■ LISTING:
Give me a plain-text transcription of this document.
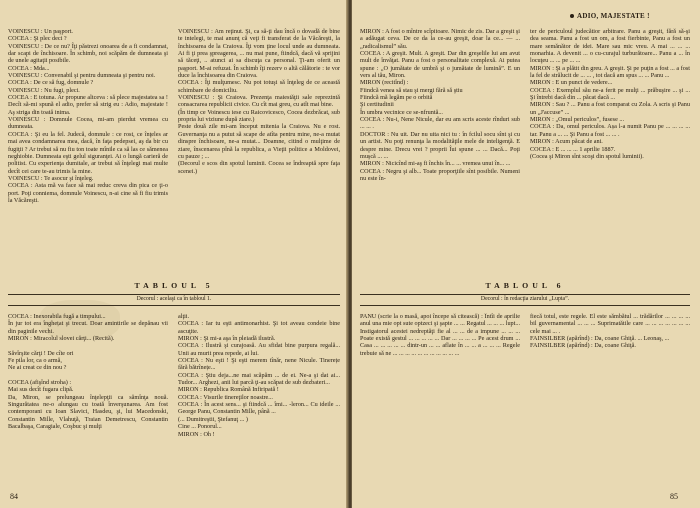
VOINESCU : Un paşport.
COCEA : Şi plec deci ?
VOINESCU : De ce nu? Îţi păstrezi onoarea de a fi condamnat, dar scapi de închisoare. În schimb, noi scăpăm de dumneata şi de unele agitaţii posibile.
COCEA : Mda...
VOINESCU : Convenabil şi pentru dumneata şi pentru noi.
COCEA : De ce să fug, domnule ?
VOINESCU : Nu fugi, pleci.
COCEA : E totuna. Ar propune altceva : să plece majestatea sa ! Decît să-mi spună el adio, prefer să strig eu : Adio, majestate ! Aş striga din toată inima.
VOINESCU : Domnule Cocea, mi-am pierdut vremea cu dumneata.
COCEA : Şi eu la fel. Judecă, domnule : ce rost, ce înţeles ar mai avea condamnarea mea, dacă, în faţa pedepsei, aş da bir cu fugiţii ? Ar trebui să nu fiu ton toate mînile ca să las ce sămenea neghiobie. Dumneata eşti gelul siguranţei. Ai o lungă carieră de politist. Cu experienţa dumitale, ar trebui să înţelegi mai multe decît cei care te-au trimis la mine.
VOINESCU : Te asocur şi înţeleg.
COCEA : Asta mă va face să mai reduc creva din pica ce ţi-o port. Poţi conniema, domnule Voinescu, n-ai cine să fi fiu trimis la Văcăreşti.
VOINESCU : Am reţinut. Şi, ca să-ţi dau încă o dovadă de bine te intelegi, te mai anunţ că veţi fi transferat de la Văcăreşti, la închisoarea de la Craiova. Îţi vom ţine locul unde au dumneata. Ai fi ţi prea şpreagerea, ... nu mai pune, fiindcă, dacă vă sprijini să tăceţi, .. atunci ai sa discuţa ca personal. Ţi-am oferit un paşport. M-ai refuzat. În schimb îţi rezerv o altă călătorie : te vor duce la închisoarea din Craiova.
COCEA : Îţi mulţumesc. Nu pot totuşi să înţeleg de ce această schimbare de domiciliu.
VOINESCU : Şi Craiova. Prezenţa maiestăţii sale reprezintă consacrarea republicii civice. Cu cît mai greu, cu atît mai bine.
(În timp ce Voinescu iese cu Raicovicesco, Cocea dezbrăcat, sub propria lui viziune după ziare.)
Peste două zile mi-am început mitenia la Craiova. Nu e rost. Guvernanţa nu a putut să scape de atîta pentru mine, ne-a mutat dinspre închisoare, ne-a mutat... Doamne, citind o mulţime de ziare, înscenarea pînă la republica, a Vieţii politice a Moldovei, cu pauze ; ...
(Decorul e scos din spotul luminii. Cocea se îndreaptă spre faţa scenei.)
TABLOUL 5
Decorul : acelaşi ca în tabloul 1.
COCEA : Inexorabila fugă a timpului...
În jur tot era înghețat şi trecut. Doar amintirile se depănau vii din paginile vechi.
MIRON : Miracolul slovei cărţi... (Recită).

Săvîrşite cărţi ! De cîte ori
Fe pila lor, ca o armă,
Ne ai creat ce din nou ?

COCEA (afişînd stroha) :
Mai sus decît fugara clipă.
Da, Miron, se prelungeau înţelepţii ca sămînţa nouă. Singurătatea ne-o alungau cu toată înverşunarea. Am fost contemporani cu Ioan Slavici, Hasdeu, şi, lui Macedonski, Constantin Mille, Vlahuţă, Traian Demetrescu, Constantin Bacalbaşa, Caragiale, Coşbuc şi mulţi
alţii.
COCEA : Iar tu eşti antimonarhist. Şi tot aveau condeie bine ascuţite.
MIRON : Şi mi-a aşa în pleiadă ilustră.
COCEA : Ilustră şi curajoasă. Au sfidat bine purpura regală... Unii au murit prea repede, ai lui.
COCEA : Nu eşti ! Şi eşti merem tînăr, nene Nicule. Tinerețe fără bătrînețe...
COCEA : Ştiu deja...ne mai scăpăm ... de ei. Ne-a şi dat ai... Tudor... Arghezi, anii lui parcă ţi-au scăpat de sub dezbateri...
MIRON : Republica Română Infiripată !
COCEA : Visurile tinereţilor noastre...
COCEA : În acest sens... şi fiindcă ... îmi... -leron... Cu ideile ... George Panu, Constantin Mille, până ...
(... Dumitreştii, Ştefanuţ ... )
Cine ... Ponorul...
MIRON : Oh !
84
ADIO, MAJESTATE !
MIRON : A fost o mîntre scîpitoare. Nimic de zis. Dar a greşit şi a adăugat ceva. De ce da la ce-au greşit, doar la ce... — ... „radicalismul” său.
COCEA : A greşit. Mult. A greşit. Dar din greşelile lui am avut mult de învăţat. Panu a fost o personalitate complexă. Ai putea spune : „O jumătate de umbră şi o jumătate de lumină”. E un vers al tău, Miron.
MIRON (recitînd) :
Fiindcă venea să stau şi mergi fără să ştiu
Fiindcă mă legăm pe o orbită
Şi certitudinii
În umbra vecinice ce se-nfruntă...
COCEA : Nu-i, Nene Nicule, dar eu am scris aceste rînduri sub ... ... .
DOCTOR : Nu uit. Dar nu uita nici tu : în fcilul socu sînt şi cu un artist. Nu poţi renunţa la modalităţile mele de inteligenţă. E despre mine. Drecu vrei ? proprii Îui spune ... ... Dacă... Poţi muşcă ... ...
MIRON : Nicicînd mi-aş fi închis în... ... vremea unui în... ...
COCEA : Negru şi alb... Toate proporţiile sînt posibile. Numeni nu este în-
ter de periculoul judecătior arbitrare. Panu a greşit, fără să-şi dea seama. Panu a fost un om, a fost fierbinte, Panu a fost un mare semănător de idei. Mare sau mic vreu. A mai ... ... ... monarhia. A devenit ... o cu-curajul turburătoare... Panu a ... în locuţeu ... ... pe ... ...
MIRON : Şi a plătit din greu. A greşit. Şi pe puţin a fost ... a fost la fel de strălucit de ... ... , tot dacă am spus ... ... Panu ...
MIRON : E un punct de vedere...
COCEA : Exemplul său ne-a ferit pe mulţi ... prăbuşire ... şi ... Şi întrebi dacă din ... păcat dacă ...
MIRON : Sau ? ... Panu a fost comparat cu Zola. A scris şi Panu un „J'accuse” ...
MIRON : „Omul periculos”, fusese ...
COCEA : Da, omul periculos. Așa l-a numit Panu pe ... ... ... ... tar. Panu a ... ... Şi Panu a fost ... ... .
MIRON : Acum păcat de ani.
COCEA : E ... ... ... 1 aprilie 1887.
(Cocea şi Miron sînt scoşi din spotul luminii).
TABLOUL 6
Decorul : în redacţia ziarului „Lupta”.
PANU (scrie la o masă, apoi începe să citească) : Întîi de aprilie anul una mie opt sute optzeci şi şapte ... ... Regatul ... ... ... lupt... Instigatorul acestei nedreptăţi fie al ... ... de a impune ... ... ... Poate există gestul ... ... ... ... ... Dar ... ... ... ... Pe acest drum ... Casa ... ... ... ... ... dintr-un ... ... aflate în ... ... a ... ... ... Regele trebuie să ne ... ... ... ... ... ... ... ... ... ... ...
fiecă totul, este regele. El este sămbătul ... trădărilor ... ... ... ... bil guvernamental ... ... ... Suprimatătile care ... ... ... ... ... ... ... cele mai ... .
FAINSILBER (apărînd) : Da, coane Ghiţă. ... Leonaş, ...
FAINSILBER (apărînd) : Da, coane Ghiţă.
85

■ GIVEN TASK: Quote the records in their entirety, keeping the wording exact and excluding pictures.

■ RESPONSE TO THE EXERCISE:
Give me a plain-text transcription of this document.
VOINESCU : Un paşport.
COCEA : Şi plec deci ?
VOINESCU : De ce nu? Îţi păstrezi onoarea de a fi condamnat, dar scapi de închisoare. În schimb, noi scăpăm de dumneata şi de unele agitaţii posibile.
COCEA : Mda...
VOINESCU : Convenabil şi pentru dumneata şi pentru noi.
COCEA : De ce să fug, domnule ?
VOINESCU : Nu fugi, pleci.
COCEA : E totuna. Ar propune altceva : să plece majestatea sa ! Decît să-mi spună el adio, prefer să strig eu : Adio, majestate ! Aş striga din toată inima.
VOINESCU : Domnule Cocea, mi-am pierdut vremea cu dumneata.
COCEA : Şi eu la fel. Judecă, domnule : ce rost, ce înţeles ar mai avea condamnarea mea, dacă, în faţa pedepsei, aş da bir cu fugiţii ? Ar trebui să nu fiu ton toate mînile ca să las ce sămenea neghiobie. Dumneata eşti gelul siguranţei. Ai o lungă carieră de politist. Cu experienţa dumitale, ar trebui să înţelegi mai multe decît cei care te-au trimis la mine.
VOINESCU : Te asocur şi înţeleg.
COCEA : Asta mă va face să mai reduc creva din pica ce ţi-o port. Poţi conniema, domnule Voinescu, n-ai cine să fi fiu trimis la Văcăreşti.
VOINESCU : Am reţinut. Şi, ca să-ţi dau încă o dovadă de bine te intelegi, te mai anunţ că veţi fi transferat de la Văcăreşti, la închisoarea de la Craiova. Îţi vom ţine locul unde au dumneata. Ai fi ţi prea şpreagerea, ... nu mai pune, fiindcă, dacă vă sprijini să tăceţi, .. atunci ai sa discuţa ca personal. Ţi-am oferit un paşport. M-ai refuzat. În schimb îţi rezerv o altă călătorie : te vor duce la închisoarea din Craiova.
COCEA : Îţi mulţumesc. Nu pot totuşi să înţeleg de ce această schimbare de domiciliu.
VOINESCU : Şi Craiova. Prezenţa maiestăţii sale reprezintă consacrarea republicii civice. Cu cît mai greu, cu atît mai bine.
(În timp ce Voinescu iese cu Raicovicesco, Cocea dezbrăcat, sub propria lui viziune după ziare.)
Peste două zile mi-am început mitenia la Craiova. Nu e rost. Guvernanţa nu a putut să scape de atîta pentru mine, ne-a mutat dinspre închisoare, ne-a mutat... Doamne, citind o mulţime de ziare, înscenarea pînă la republica, a Vieţii politice a Moldovei, cu pauze ; ...
(Decorul e scos din spotul luminii. Cocea se îndreaptă spre faţa scenei.)
TABLOUL 5
Decorul : acelaşi ca în tabloul 1.
COCEA : Inexorabila fugă a timpului...
În jur tot era înghețat şi trecut. Doar amintirile se depănau vii din paginile vechi.
MIRON : Miracolul slovei cărţi... (Recită).

Săvîrşite cărţi ! De cîte ori
Fe pila lor, ca o armă,
Ne ai creat ce din nou ?

COCEA (afişînd stroha) :
Mai sus decît fugara clipă.
Da, Miron, se prelungeau înţelepţii ca sămînţa nouă. Singurătatea ne-o alungau cu toată înverşunarea. Am fost contemporani cu Ioan Slavici, Hasdeu, şi, lui Macedonski, Constantin Mille, Vlahuţă, Traian Demetrescu, Constantin Bacalbaşa, Caragiale, Coşbuc şi mulţi
alţii.
COCEA : Iar tu eşti antimonarhist. Şi tot aveau condeie bine ascuţite.
MIRON : Şi mi-a aşa în pleiadă ilustră.
COCEA : Ilustră şi curajoasă. Au sfidat bine purpura regală... Unii au murit prea repede, ai lui.
COCEA : Nu eşti ! Şi eşti merem tînăr, nene Nicule. Tinerețe fără bătrînețe...
COCEA : Ştiu deja...ne mai scăpăm ... de ei. Ne-a şi dat ai... Tudor... Arghezi, anii lui parcă ţi-au scăpat de sub dezbateri...
MIRON : Republica Română Infiripată !
COCEA : Visurile tinereţilor noastre...
COCEA : În acest sens... şi fiindcă ... îmi... -leron... Cu ideile ... George Panu, Constantin Mille, până ...
(... Dumitreştii, Ştefanuţ ... )
Cine ... Ponorul...
MIRON : Oh !
84
ADIO, MAJESTATE !
MIRON : A fost o mîntre scîpitoare. Nimic de zis. Dar a greşit şi a adăugat ceva. De ce da la ce-au greşit, doar la ce... — ... „radicalismul” său.
COCEA : A greşit. Mult. A greşit. Dar din greşelile lui am avut mult de învăţat. Panu a fost o personalitate complexă. Ai putea spune : „O jumătate de umbră şi o jumătate de lumină”. E un vers al tău, Miron.
MIRON (recitînd) :
Fiindcă venea să stau şi mergi fără să ştiu
Fiindcă mă legăm pe o orbită
Şi certitudinii
În umbra vecinice ce se-nfruntă...
COCEA : Nu-i, Nene Nicule, dar eu am scris aceste rînduri sub ... ... .
DOCTOR : Nu uit. Dar nu uita nici tu : în fcilul socu sînt şi cu un artist. Nu poţi renunţa la modalităţile mele de inteligenţă. E despre mine. Drecu vrei ? proprii Îui spune ... ... Dacă... Poţi muşcă ... ...
MIRON : Nicicînd mi-aş fi închis în... ... vremea unui în... ...
COCEA : Negru şi alb... Toate proporţiile sînt posibile. Numeni nu este în-
ter de periculoul judecătior arbitrare. Panu a greşit, fără să-şi dea seama. Panu a fost un om, a fost fierbinte, Panu a fost un mare semănător de idei. Mare sau mic vreu. A mai ... ... ... monarhia. A devenit ... o cu-curajul turburătoare... Panu a ... în locuţeu ... ... pe ... ...
MIRON : Şi a plătit din greu. A greşit. Şi pe puţin a fost ... a fost la fel de strălucit de ... ... , tot dacă am spus ... ... Panu ...
MIRON : E un punct de vedere...
COCEA : Exemplul său ne-a ferit pe mulţi ... prăbuşire ... şi ... Şi întrebi dacă din ... păcat dacă ...
MIRON : Sau ? ... Panu a fost comparat cu Zola. A scris şi Panu un „J'accuse” ...
MIRON : „Omul periculos”, fusese ...
COCEA : Da, omul periculos. Așa l-a numit Panu pe ... ... ... ... tar. Panu a ... ... Şi Panu a fost ... ... .
MIRON : Acum păcat de ani.
COCEA : E ... ... ... 1 aprilie 1887.
(Cocea şi Miron sînt scoşi din spotul luminii).
TABLOUL 6
Decorul : în redacţia ziarului „Lupta”.
PANU (scrie la o masă, apoi începe să citească) : Întîi de aprilie anul una mie opt sute optzeci şi şapte ... ... Regatul ... ... ... lupt... Instigatorul acestei nedreptăţi fie al ... ... de a impune ... ... ... Poate există gestul ... ... ... ... ... Dar ... ... ... ... Pe acest drum ... Casa ... ... ... ... ... dintr-un ... ... aflate în ... ... a ... ... ... Regele trebuie să ne ... ... ... ... ... ... ... ... ... ... ...
fiecă totul, este regele. El este sămbătul ... trădărilor ... ... ... ... bil guvernamental ... ... ... Suprimatătile care ... ... ... ... ... ... ... cele mai ... .
FAINSILBER (apărînd) : Da, coane Ghiţă. ... Leonaş, ...
FAINSILBER (apărînd) : Da, coane Ghiţă.
85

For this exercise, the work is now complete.